**Structured figure records:**
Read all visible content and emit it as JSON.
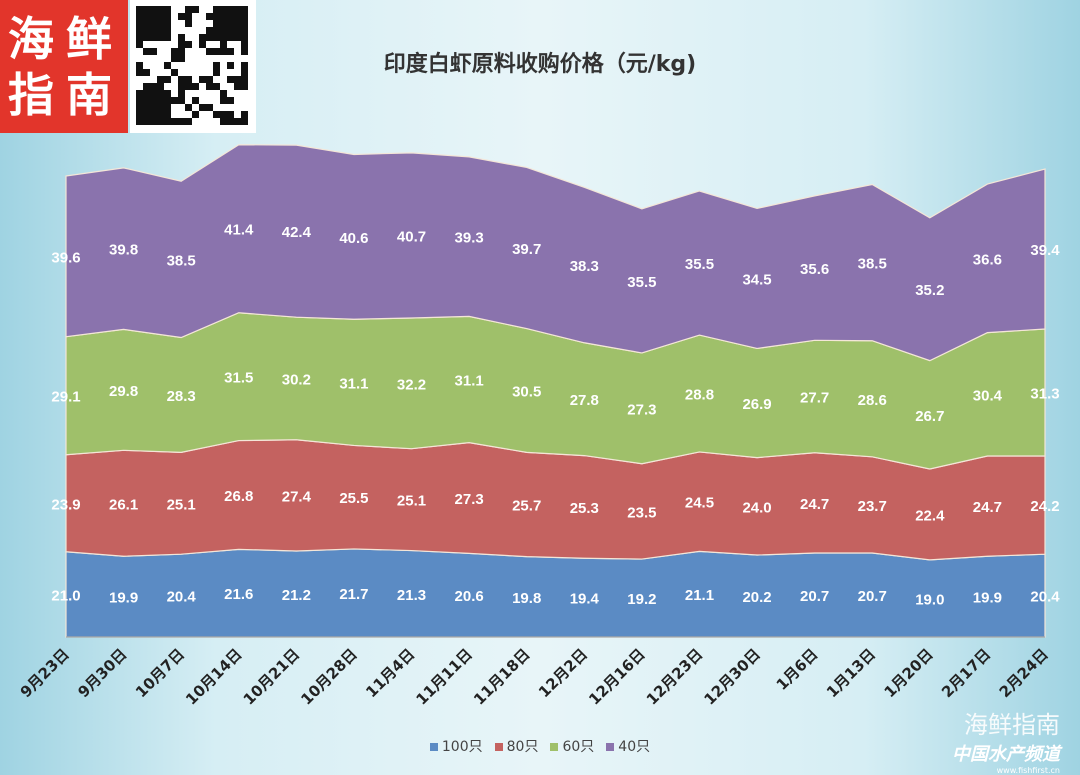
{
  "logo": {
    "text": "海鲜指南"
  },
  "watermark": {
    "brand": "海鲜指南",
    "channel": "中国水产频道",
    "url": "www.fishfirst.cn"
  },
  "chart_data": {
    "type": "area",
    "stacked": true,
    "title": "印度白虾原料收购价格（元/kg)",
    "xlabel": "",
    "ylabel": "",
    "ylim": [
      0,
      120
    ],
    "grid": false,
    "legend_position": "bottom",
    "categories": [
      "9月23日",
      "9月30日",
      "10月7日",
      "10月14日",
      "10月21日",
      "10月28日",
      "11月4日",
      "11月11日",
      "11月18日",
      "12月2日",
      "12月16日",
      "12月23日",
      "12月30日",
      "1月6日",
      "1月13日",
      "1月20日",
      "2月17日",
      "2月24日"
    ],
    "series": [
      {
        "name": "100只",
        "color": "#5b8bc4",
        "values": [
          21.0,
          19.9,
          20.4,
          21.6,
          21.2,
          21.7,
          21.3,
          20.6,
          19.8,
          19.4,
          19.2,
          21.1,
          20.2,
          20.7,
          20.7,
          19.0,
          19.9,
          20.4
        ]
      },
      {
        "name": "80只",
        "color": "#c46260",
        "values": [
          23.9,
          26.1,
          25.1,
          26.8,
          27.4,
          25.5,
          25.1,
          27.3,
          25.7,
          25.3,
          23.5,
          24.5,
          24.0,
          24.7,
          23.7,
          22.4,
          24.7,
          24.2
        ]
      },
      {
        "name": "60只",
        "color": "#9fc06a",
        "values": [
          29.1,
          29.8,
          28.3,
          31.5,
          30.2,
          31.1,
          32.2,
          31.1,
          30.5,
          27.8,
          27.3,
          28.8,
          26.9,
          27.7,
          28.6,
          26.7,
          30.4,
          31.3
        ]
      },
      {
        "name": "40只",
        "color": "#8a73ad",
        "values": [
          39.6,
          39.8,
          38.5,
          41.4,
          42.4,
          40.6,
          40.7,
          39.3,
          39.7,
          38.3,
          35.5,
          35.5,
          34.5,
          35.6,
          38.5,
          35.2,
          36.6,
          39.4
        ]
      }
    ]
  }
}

**Written problem:** Copy each line above where the string "color" occurs.

**Full solution:**
        "color": "#5b8bc4",
        "color": "#c46260",
        "color": "#9fc06a",
        "color": "#8a73ad",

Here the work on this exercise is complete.